**Description of the task**: Count the lines that include the string "Доля", and give only that number.

**Given data**:
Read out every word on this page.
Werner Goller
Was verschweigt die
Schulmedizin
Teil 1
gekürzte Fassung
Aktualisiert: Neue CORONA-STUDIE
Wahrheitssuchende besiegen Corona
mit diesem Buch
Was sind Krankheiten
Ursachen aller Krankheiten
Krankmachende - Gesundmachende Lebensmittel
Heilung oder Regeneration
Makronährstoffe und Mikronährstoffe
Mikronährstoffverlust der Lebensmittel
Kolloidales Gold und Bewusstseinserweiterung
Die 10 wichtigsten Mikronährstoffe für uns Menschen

...

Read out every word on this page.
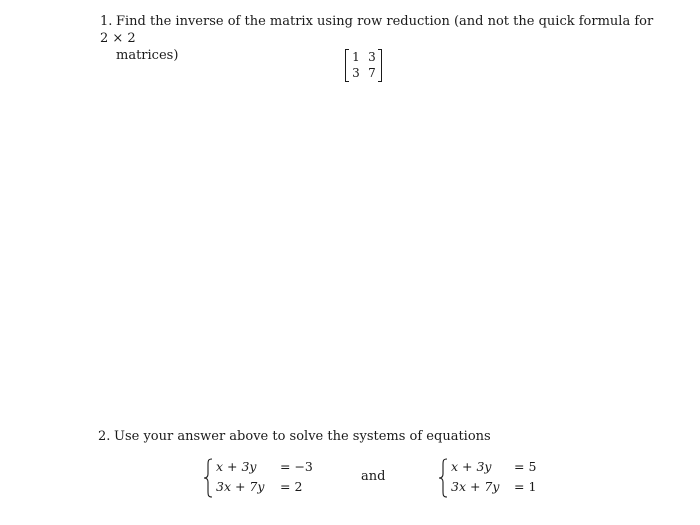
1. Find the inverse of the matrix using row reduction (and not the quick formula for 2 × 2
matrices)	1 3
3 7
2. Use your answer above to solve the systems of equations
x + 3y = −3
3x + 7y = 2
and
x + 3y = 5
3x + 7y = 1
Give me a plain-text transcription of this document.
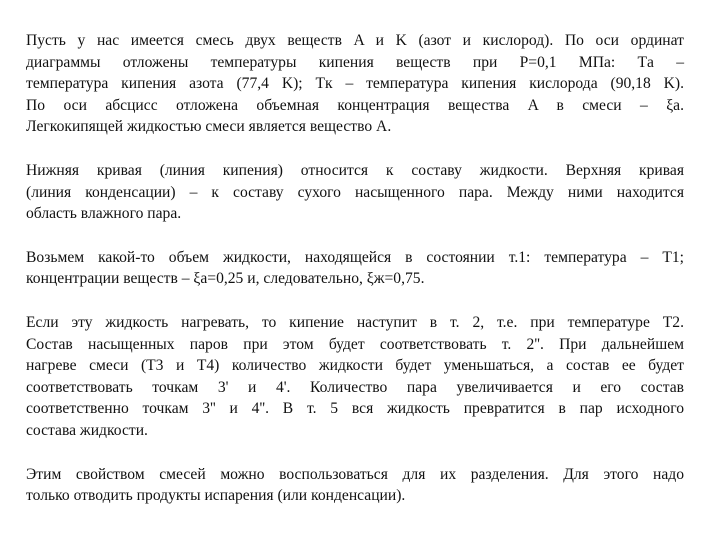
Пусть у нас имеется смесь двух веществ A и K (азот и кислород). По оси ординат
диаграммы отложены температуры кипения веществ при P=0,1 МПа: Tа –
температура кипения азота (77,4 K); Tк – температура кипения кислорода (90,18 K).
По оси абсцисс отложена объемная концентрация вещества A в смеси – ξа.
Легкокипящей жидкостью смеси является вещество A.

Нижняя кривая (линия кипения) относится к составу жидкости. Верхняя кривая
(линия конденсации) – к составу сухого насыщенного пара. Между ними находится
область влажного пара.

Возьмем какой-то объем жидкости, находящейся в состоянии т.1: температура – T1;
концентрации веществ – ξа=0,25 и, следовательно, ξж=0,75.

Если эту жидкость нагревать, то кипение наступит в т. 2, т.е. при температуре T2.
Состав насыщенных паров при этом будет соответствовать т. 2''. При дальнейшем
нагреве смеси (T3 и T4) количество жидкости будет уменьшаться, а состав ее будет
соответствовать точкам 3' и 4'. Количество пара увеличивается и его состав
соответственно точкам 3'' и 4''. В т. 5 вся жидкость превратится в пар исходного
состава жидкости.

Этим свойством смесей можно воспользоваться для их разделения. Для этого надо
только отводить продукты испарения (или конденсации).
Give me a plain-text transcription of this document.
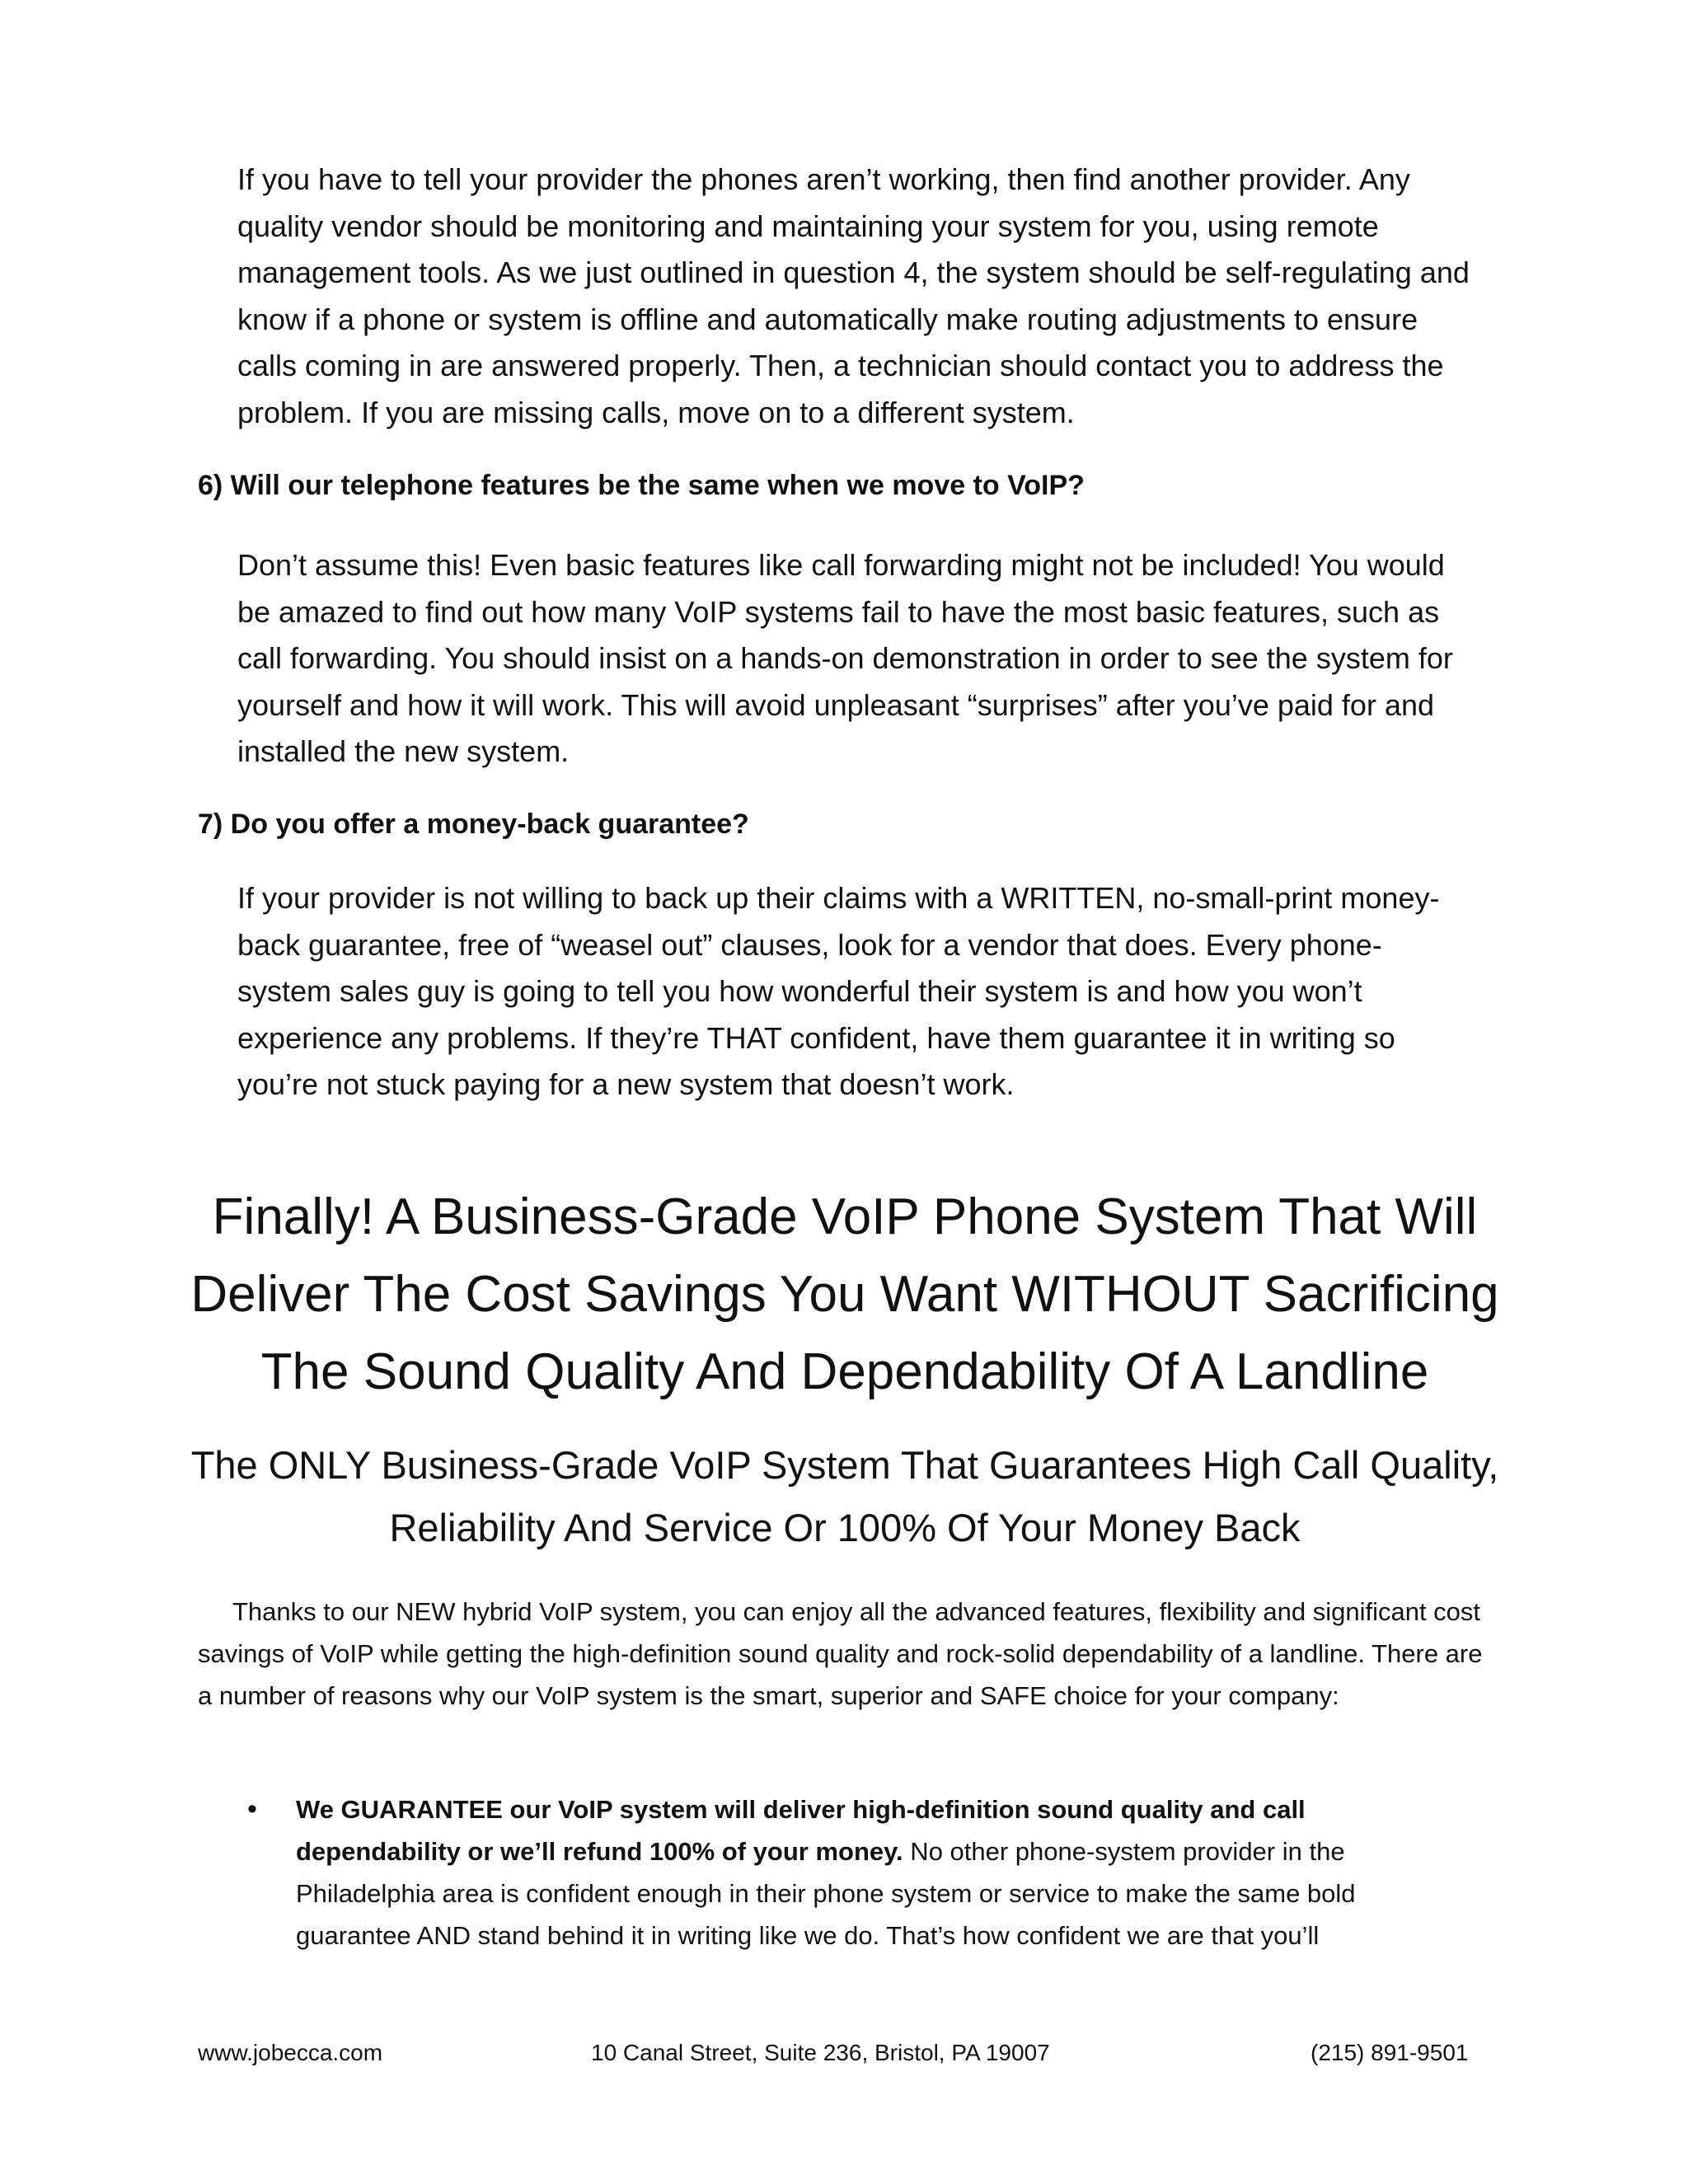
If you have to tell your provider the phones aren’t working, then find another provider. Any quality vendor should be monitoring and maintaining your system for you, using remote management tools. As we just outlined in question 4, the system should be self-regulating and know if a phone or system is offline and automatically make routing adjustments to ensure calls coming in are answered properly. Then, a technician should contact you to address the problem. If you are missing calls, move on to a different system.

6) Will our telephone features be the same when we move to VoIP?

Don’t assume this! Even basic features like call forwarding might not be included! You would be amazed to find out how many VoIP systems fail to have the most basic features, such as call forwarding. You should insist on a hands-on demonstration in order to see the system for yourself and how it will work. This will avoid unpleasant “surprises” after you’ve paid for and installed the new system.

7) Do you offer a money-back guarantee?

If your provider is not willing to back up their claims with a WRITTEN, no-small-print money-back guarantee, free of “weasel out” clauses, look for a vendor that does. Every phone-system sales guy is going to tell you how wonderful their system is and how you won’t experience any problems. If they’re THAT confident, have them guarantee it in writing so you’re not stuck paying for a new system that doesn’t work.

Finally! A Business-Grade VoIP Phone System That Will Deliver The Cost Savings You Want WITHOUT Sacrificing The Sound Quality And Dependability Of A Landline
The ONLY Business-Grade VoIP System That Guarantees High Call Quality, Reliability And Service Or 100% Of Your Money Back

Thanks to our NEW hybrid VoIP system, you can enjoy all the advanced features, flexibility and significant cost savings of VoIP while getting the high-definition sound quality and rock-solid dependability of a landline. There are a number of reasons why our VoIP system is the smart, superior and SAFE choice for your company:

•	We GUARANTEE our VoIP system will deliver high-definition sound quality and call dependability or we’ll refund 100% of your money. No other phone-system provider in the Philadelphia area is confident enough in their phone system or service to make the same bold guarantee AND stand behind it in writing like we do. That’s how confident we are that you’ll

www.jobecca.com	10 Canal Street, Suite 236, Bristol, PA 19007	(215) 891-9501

--

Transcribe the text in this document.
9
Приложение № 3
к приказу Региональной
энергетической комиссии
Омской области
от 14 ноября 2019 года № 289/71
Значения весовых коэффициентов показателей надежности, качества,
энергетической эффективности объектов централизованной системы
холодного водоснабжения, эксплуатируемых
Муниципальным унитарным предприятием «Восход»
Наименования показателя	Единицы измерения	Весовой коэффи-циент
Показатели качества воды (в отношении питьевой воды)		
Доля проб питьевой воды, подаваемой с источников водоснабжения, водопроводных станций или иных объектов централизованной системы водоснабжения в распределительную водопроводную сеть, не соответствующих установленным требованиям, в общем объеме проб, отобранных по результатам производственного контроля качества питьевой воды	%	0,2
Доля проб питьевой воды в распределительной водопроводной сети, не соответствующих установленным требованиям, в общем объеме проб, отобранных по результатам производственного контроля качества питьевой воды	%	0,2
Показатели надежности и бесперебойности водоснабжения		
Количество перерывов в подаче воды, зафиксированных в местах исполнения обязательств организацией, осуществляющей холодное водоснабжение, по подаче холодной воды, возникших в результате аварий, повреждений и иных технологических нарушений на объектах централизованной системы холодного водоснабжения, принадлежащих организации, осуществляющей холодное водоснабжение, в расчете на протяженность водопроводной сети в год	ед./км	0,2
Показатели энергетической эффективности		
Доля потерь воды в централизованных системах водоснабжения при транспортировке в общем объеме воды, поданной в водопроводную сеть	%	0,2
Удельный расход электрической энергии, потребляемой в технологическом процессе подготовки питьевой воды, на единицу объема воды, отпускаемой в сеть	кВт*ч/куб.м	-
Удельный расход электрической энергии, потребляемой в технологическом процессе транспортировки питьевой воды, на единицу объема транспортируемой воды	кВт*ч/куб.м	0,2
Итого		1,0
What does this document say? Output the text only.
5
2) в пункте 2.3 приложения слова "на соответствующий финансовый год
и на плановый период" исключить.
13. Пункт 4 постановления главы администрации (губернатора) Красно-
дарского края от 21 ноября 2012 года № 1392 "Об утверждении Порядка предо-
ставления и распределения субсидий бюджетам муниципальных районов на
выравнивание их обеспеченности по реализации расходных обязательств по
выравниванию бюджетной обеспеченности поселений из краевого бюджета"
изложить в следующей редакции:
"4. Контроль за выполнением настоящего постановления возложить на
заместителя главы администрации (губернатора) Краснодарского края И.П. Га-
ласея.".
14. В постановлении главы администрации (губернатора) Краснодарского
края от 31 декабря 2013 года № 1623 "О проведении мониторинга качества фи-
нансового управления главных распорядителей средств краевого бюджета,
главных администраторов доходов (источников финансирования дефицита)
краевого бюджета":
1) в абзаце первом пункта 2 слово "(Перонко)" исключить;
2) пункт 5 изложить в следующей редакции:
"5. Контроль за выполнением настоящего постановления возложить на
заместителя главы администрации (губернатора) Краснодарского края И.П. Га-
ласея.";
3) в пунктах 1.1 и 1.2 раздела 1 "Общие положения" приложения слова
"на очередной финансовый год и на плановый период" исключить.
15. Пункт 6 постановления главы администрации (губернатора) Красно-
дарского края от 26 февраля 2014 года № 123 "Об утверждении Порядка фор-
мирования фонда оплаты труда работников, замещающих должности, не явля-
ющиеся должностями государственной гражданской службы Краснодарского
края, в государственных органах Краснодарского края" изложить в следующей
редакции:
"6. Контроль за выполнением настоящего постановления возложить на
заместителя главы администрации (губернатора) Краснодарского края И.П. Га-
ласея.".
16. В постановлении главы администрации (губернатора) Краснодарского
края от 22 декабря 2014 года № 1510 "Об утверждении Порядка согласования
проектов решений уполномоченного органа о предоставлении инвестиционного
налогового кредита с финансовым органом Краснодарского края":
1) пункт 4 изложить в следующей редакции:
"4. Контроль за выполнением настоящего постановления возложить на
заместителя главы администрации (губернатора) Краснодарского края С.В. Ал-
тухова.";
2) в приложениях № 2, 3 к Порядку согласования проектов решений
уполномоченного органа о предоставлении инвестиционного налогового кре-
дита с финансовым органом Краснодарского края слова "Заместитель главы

**Result**: 3